▶ Instructions for the task
Copy each line of the entries that contains the word "screenshot".

######

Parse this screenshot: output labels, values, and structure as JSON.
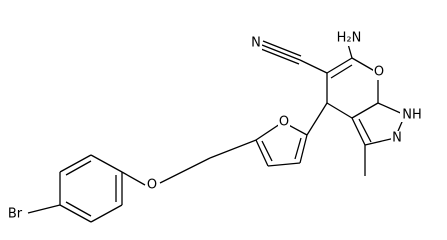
{
  "molecule": {
    "labels": {
      "amino": "H₂N",
      "nitrile_n": "N",
      "pyran_o": "O",
      "pyrazole_nh": "NH",
      "pyrazole_n": "N",
      "furan_o": "O",
      "ether_o": "O",
      "bromine": "Br"
    }
  }
}
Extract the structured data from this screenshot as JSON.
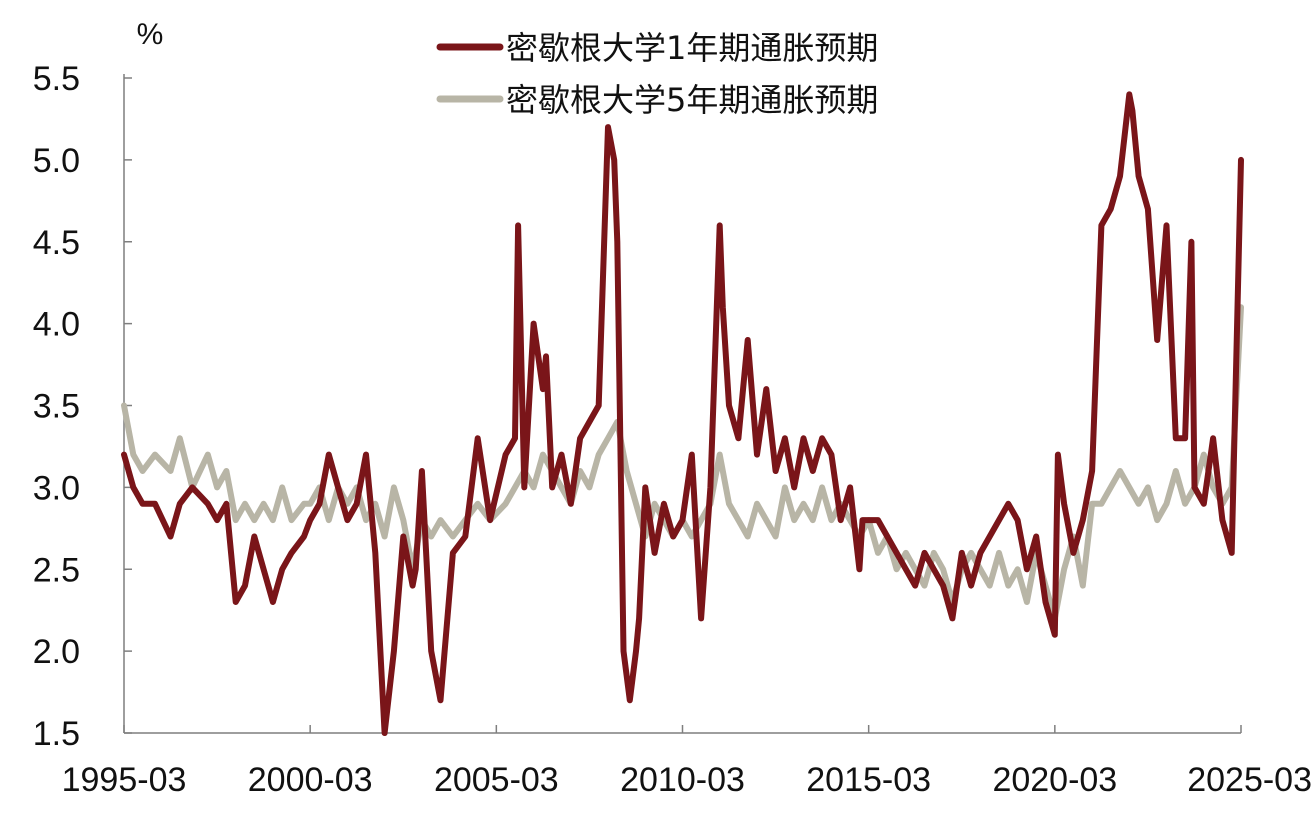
{
  "chart_data": {
    "type": "line",
    "title": "",
    "ylabel": "%",
    "xlabel": "",
    "ylim": [
      1.5,
      5.5
    ],
    "yticks": [
      "1.5",
      "2.0",
      "2.5",
      "3.0",
      "3.5",
      "4.0",
      "4.5",
      "5.0",
      "5.5"
    ],
    "xticks": [
      "1995-03",
      "2000-03",
      "2005-03",
      "2010-03",
      "2015-03",
      "2020-03",
      "2025-03"
    ],
    "xlim": [
      "1995-03",
      "2025-03"
    ],
    "legend_position": "top-center",
    "grid": false,
    "series": [
      {
        "name": "密歇根大学1年期通胀预期",
        "color": "#7a1519",
        "x": [
          "1995-03",
          "1995-06",
          "1995-09",
          "1996-01",
          "1996-06",
          "1996-09",
          "1997-01",
          "1997-06",
          "1997-09",
          "1997-12",
          "1998-03",
          "1998-06",
          "1998-09",
          "1998-12",
          "1999-03",
          "1999-06",
          "1999-09",
          "2000-01",
          "2000-03",
          "2000-06",
          "2000-09",
          "2000-12",
          "2001-03",
          "2001-06",
          "2001-09",
          "2001-10",
          "2001-12",
          "2002-03",
          "2002-06",
          "2002-09",
          "2002-12",
          "2003-01",
          "2003-03",
          "2003-06",
          "2003-09",
          "2004-01",
          "2004-05",
          "2004-09",
          "2005-01",
          "2005-06",
          "2005-09",
          "2005-10",
          "2005-12",
          "2006-03",
          "2006-06",
          "2006-07",
          "2006-09",
          "2006-12",
          "2007-03",
          "2007-06",
          "2007-09",
          "2007-12",
          "2008-03",
          "2008-05",
          "2008-06",
          "2008-08",
          "2008-10",
          "2008-12",
          "2009-01",
          "2009-03",
          "2009-06",
          "2009-09",
          "2009-12",
          "2010-03",
          "2010-06",
          "2010-09",
          "2010-12",
          "2011-03",
          "2011-04",
          "2011-06",
          "2011-09",
          "2011-12",
          "2012-03",
          "2012-06",
          "2012-09",
          "2012-12",
          "2013-03",
          "2013-06",
          "2013-09",
          "2013-12",
          "2014-03",
          "2014-06",
          "2014-09",
          "2014-12",
          "2015-01",
          "2015-06",
          "2015-09",
          "2015-12",
          "2016-03",
          "2016-06",
          "2016-09",
          "2016-12",
          "2017-03",
          "2017-06",
          "2017-09",
          "2017-12",
          "2018-03",
          "2018-06",
          "2018-09",
          "2018-12",
          "2019-03",
          "2019-06",
          "2019-09",
          "2019-12",
          "2020-03",
          "2020-04",
          "2020-06",
          "2020-09",
          "2020-12",
          "2021-03",
          "2021-06",
          "2021-09",
          "2021-12",
          "2022-03",
          "2022-04",
          "2022-06",
          "2022-09",
          "2022-12",
          "2023-03",
          "2023-06",
          "2023-09",
          "2023-11",
          "2023-12",
          "2024-03",
          "2024-06",
          "2024-09",
          "2024-12",
          "2025-03"
        ],
        "values": [
          3.2,
          3.0,
          2.9,
          2.9,
          2.7,
          2.9,
          3.0,
          2.9,
          2.8,
          2.9,
          2.3,
          2.4,
          2.7,
          2.5,
          2.3,
          2.5,
          2.6,
          2.7,
          2.8,
          2.9,
          3.2,
          3.0,
          2.8,
          2.9,
          3.2,
          3.0,
          2.6,
          1.5,
          2.0,
          2.7,
          2.4,
          2.5,
          3.1,
          2.0,
          1.7,
          2.6,
          2.7,
          3.3,
          2.8,
          3.2,
          3.3,
          4.6,
          3.0,
          4.0,
          3.6,
          3.8,
          3.0,
          3.2,
          2.9,
          3.3,
          3.4,
          3.5,
          5.2,
          5.0,
          4.5,
          2.0,
          1.7,
          2.0,
          2.2,
          3.0,
          2.6,
          2.9,
          2.7,
          2.8,
          3.2,
          2.2,
          3.0,
          4.6,
          4.1,
          3.5,
          3.3,
          3.9,
          3.2,
          3.6,
          3.1,
          3.3,
          3.0,
          3.3,
          3.1,
          3.3,
          3.2,
          2.8,
          3.0,
          2.5,
          2.8,
          2.8,
          2.7,
          2.6,
          2.5,
          2.4,
          2.6,
          2.5,
          2.4,
          2.2,
          2.6,
          2.4,
          2.6,
          2.7,
          2.8,
          2.9,
          2.8,
          2.5,
          2.7,
          2.3,
          2.1,
          3.2,
          2.9,
          2.6,
          2.8,
          3.1,
          4.6,
          4.7,
          4.9,
          5.4,
          5.3,
          4.9,
          4.7,
          3.9,
          4.6,
          3.3,
          3.3,
          4.5,
          3.0,
          2.9,
          3.3,
          2.8,
          2.6,
          5.0
        ]
      },
      {
        "name": "密歇根大学5年期通胀预期",
        "color": "#b8b5a6",
        "x": [
          "1995-03",
          "1995-06",
          "1995-09",
          "1996-01",
          "1996-06",
          "1996-09",
          "1997-01",
          "1997-06",
          "1997-09",
          "1997-12",
          "1998-03",
          "1998-06",
          "1998-09",
          "1998-12",
          "1999-03",
          "1999-06",
          "1999-09",
          "2000-01",
          "2000-03",
          "2000-06",
          "2000-09",
          "2000-12",
          "2001-03",
          "2001-06",
          "2001-09",
          "2001-12",
          "2002-03",
          "2002-06",
          "2002-09",
          "2002-12",
          "2003-03",
          "2003-06",
          "2003-09",
          "2004-01",
          "2004-05",
          "2004-09",
          "2005-01",
          "2005-06",
          "2005-09",
          "2005-12",
          "2006-03",
          "2006-06",
          "2006-09",
          "2006-12",
          "2007-03",
          "2007-06",
          "2007-09",
          "2007-12",
          "2008-03",
          "2008-06",
          "2008-09",
          "2008-12",
          "2009-03",
          "2009-06",
          "2009-09",
          "2009-12",
          "2010-03",
          "2010-06",
          "2010-09",
          "2010-12",
          "2011-03",
          "2011-06",
          "2011-09",
          "2011-12",
          "2012-03",
          "2012-06",
          "2012-09",
          "2012-12",
          "2013-03",
          "2013-06",
          "2013-09",
          "2013-12",
          "2014-03",
          "2014-06",
          "2014-09",
          "2014-12",
          "2015-03",
          "2015-06",
          "2015-09",
          "2015-12",
          "2016-03",
          "2016-06",
          "2016-09",
          "2016-12",
          "2017-03",
          "2017-06",
          "2017-09",
          "2017-12",
          "2018-03",
          "2018-06",
          "2018-09",
          "2018-12",
          "2019-03",
          "2019-06",
          "2019-09",
          "2019-12",
          "2020-03",
          "2020-06",
          "2020-09",
          "2020-12",
          "2021-03",
          "2021-06",
          "2021-09",
          "2021-12",
          "2022-03",
          "2022-06",
          "2022-09",
          "2022-12",
          "2023-03",
          "2023-06",
          "2023-09",
          "2023-12",
          "2024-03",
          "2024-06",
          "2024-09",
          "2024-12",
          "2025-03"
        ],
        "values": [
          3.5,
          3.2,
          3.1,
          3.2,
          3.1,
          3.3,
          3.0,
          3.2,
          3.0,
          3.1,
          2.8,
          2.9,
          2.8,
          2.9,
          2.8,
          3.0,
          2.8,
          2.9,
          2.9,
          3.0,
          2.8,
          3.0,
          2.9,
          3.0,
          2.8,
          2.9,
          2.7,
          3.0,
          2.8,
          2.5,
          2.8,
          2.7,
          2.8,
          2.7,
          2.8,
          2.9,
          2.8,
          2.9,
          3.0,
          3.1,
          3.0,
          3.2,
          3.1,
          3.0,
          2.9,
          3.1,
          3.0,
          3.2,
          3.3,
          3.4,
          3.1,
          2.9,
          2.7,
          2.9,
          2.8,
          2.7,
          2.8,
          2.7,
          2.8,
          2.9,
          3.2,
          2.9,
          2.8,
          2.7,
          2.9,
          2.8,
          2.7,
          3.0,
          2.8,
          2.9,
          2.8,
          3.0,
          2.8,
          2.9,
          2.8,
          2.7,
          2.8,
          2.6,
          2.7,
          2.5,
          2.6,
          2.5,
          2.4,
          2.6,
          2.5,
          2.3,
          2.5,
          2.6,
          2.5,
          2.4,
          2.6,
          2.4,
          2.5,
          2.3,
          2.6,
          2.4,
          2.2,
          2.5,
          2.7,
          2.4,
          2.9,
          2.9,
          3.0,
          3.1,
          3.0,
          2.9,
          3.0,
          2.8,
          2.9,
          3.1,
          2.9,
          3.0,
          3.2,
          3.0,
          2.9,
          3.0,
          4.1
        ]
      }
    ]
  }
}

######

▶ The response
Parse this screenshot: output labels, values, and structure as JSON.
Extract the structured data from this screenshot as JSON.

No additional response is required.